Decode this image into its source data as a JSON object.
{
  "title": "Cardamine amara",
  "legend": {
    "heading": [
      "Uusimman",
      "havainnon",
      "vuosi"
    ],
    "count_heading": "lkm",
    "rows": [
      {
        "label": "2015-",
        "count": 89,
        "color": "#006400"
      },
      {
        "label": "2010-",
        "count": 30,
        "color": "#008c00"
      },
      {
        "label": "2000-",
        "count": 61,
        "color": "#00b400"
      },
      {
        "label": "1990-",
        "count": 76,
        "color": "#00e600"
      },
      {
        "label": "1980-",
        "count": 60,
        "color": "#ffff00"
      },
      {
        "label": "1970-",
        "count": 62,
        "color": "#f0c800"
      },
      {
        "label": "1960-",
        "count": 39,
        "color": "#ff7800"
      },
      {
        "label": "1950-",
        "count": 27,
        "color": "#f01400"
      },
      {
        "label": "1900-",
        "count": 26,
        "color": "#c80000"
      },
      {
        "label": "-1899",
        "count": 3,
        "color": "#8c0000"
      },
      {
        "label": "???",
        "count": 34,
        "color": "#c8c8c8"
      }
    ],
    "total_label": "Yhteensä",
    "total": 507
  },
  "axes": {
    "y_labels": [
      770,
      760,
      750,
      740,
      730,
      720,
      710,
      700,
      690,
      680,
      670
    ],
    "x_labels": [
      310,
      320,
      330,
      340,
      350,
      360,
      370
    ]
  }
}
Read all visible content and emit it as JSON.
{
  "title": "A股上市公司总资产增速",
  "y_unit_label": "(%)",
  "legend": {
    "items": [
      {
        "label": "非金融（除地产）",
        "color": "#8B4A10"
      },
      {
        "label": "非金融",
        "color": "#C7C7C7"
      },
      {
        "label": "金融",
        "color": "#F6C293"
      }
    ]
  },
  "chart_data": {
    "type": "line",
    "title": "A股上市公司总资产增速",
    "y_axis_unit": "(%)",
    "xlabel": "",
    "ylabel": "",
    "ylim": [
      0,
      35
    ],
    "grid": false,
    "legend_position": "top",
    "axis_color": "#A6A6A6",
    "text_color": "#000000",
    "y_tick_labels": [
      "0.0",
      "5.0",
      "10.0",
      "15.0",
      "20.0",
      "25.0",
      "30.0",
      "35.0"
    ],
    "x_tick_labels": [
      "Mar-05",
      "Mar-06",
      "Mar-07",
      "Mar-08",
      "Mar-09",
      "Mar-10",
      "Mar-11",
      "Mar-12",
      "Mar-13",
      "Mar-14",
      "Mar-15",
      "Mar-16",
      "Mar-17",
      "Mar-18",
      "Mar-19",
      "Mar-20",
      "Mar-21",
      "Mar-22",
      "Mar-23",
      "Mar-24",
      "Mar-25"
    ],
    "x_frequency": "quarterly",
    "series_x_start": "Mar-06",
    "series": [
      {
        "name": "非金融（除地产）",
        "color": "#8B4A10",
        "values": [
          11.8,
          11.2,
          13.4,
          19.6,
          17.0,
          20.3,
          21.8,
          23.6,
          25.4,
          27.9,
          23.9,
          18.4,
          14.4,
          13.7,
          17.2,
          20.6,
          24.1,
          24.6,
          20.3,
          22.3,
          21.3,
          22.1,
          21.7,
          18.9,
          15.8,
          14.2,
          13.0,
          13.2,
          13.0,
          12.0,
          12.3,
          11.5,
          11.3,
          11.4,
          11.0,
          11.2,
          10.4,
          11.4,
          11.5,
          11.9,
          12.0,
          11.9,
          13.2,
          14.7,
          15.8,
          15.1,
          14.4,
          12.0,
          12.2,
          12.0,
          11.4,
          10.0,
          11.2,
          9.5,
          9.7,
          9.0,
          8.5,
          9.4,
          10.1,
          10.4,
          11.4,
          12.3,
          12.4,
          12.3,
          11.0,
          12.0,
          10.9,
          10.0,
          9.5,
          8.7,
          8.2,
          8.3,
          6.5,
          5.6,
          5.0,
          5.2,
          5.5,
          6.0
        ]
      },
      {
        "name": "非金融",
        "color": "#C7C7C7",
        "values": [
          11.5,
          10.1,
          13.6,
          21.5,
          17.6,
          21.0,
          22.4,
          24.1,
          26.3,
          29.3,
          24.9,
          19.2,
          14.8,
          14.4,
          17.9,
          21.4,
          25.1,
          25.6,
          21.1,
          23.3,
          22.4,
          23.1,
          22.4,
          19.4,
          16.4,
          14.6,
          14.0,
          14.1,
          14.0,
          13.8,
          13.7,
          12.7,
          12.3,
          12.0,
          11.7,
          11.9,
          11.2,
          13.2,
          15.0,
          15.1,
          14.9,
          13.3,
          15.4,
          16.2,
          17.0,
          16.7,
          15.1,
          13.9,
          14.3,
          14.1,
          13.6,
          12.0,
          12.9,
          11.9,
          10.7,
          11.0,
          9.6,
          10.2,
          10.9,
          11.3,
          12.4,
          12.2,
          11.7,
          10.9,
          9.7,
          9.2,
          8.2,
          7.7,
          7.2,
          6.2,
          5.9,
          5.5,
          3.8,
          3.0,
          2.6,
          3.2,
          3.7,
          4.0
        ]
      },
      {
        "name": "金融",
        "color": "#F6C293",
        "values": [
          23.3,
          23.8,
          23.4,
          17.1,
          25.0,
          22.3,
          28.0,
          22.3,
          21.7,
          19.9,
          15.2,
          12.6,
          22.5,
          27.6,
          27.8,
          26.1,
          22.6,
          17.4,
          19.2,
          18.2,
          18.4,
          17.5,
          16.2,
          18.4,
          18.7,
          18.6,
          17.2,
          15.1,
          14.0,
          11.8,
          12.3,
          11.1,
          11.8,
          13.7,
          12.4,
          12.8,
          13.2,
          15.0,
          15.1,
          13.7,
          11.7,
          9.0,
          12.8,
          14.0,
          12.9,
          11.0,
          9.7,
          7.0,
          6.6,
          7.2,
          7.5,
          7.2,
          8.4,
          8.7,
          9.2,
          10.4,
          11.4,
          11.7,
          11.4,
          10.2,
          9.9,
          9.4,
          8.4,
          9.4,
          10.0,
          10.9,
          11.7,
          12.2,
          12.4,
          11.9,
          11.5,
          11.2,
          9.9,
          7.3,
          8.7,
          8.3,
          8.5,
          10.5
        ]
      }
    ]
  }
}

◆ **What is needed**
Reproduce the listing shown above in its entirety, exactly.

◆ **Exercise result**
Decode this image into its source data as a JSON object.
{
  "title": "Cardamine amara",
  "legend": {
    "heading": [
      "Uusimman",
      "havainnon",
      "vuosi"
    ],
    "count_heading": "lkm",
    "rows": [
      {
        "label": "2015-",
        "count": 89,
        "color": "#006400"
      },
      {
        "label": "2010-",
        "count": 30,
        "color": "#008c00"
      },
      {
        "label": "2000-",
        "count": 61,
        "color": "#00b400"
      },
      {
        "label": "1990-",
        "count": 76,
        "color": "#00e600"
      },
      {
        "label": "1980-",
        "count": 60,
        "color": "#ffff00"
      },
      {
        "label": "1970-",
        "count": 62,
        "color": "#f0c800"
      },
      {
        "label": "1960-",
        "count": 39,
        "color": "#ff7800"
      },
      {
        "label": "1950-",
        "count": 27,
        "color": "#f01400"
      },
      {
        "label": "1900-",
        "count": 26,
        "color": "#c80000"
      },
      {
        "label": "-1899",
        "count": 3,
        "color": "#8c0000"
      },
      {
        "label": "???",
        "count": 34,
        "color": "#c8c8c8"
      }
    ],
    "total_label": "Yhteensä",
    "total": 507
  },
  "axes": {
    "y_labels": [
      770,
      760,
      750,
      740,
      730,
      720,
      710,
      700,
      690,
      680,
      670
    ],
    "x_labels": [
      310,
      320,
      330,
      340,
      350,
      360,
      370
    ]
  }
}
Read all visible content and emit it as JSON.
{
  "title": "A股上市公司总资产增速",
  "y_unit_label": "(%)",
  "legend": {
    "items": [
      {
        "label": "非金融（除地产）",
        "color": "#8B4A10"
      },
      {
        "label": "非金融",
        "color": "#C7C7C7"
      },
      {
        "label": "金融",
        "color": "#F6C293"
      }
    ]
  },
  "chart_data": {
    "type": "line",
    "title": "A股上市公司总资产增速",
    "y_axis_unit": "(%)",
    "xlabel": "",
    "ylabel": "",
    "ylim": [
      0,
      35
    ],
    "grid": false,
    "legend_position": "top",
    "axis_color": "#A6A6A6",
    "text_color": "#000000",
    "y_tick_labels": [
      "0.0",
      "5.0",
      "10.0",
      "15.0",
      "20.0",
      "25.0",
      "30.0",
      "35.0"
    ],
    "x_tick_labels": [
      "Mar-05",
      "Mar-06",
      "Mar-07",
      "Mar-08",
      "Mar-09",
      "Mar-10",
      "Mar-11",
      "Mar-12",
      "Mar-13",
      "Mar-14",
      "Mar-15",
      "Mar-16",
      "Mar-17",
      "Mar-18",
      "Mar-19",
      "Mar-20",
      "Mar-21",
      "Mar-22",
      "Mar-23",
      "Mar-24",
      "Mar-25"
    ],
    "x_frequency": "quarterly",
    "series_x_start": "Mar-06",
    "series": [
      {
        "name": "非金融（除地产）",
        "color": "#8B4A10",
        "values": [
          11.8,
          11.2,
          13.4,
          19.6,
          17.0,
          20.3,
          21.8,
          23.6,
          25.4,
          27.9,
          23.9,
          18.4,
          14.4,
          13.7,
          17.2,
          20.6,
          24.1,
          24.6,
          20.3,
          22.3,
          21.3,
          22.1,
          21.7,
          18.9,
          15.8,
          14.2,
          13.0,
          13.2,
          13.0,
          12.0,
          12.3,
          11.5,
          11.3,
          11.4,
          11.0,
          11.2,
          10.4,
          11.4,
          11.5,
          11.9,
          12.0,
          11.9,
          13.2,
          14.7,
          15.8,
          15.1,
          14.4,
          12.0,
          12.2,
          12.0,
          11.4,
          10.0,
          11.2,
          9.5,
          9.7,
          9.0,
          8.5,
          9.4,
          10.1,
          10.4,
          11.4,
          12.3,
          12.4,
          12.3,
          11.0,
          12.0,
          10.9,
          10.0,
          9.5,
          8.7,
          8.2,
          8.3,
          6.5,
          5.6,
          5.0,
          5.2,
          5.5,
          6.0
        ]
      },
      {
        "name": "非金融",
        "color": "#C7C7C7",
        "values": [
          11.5,
          10.1,
          13.6,
          21.5,
          17.6,
          21.0,
          22.4,
          24.1,
          26.3,
          29.3,
          24.9,
          19.2,
          14.8,
          14.4,
          17.9,
          21.4,
          25.1,
          25.6,
          21.1,
          23.3,
          22.4,
          23.1,
          22.4,
          19.4,
          16.4,
          14.6,
          14.0,
          14.1,
          14.0,
          13.8,
          13.7,
          12.7,
          12.3,
          12.0,
          11.7,
          11.9,
          11.2,
          13.2,
          15.0,
          15.1,
          14.9,
          13.3,
          15.4,
          16.2,
          17.0,
          16.7,
          15.1,
          13.9,
          14.3,
          14.1,
          13.6,
          12.0,
          12.9,
          11.9,
          10.7,
          11.0,
          9.6,
          10.2,
          10.9,
          11.3,
          12.4,
          12.2,
          11.7,
          10.9,
          9.7,
          9.2,
          8.2,
          7.7,
          7.2,
          6.2,
          5.9,
          5.5,
          3.8,
          3.0,
          2.6,
          3.2,
          3.7,
          4.0
        ]
      },
      {
        "name": "金融",
        "color": "#F6C293",
        "values": [
          23.3,
          23.8,
          23.4,
          17.1,
          25.0,
          22.3,
          28.0,
          22.3,
          21.7,
          19.9,
          15.2,
          12.6,
          22.5,
          27.6,
          27.8,
          26.1,
          22.6,
          17.4,
          19.2,
          18.2,
          18.4,
          17.5,
          16.2,
          18.4,
          18.7,
          18.6,
          17.2,
          15.1,
          14.0,
          11.8,
          12.3,
          11.1,
          11.8,
          13.7,
          12.4,
          12.8,
          13.2,
          15.0,
          15.1,
          13.7,
          11.7,
          9.0,
          12.8,
          14.0,
          12.9,
          11.0,
          9.7,
          7.0,
          6.6,
          7.2,
          7.5,
          7.2,
          8.4,
          8.7,
          9.2,
          10.4,
          11.4,
          11.7,
          11.4,
          10.2,
          9.9,
          9.4,
          8.4,
          9.4,
          10.0,
          10.9,
          11.7,
          12.2,
          12.4,
          11.9,
          11.5,
          11.2,
          9.9,
          7.3,
          8.7,
          8.3,
          8.5,
          10.5
        ]
      }
    ]
  }
}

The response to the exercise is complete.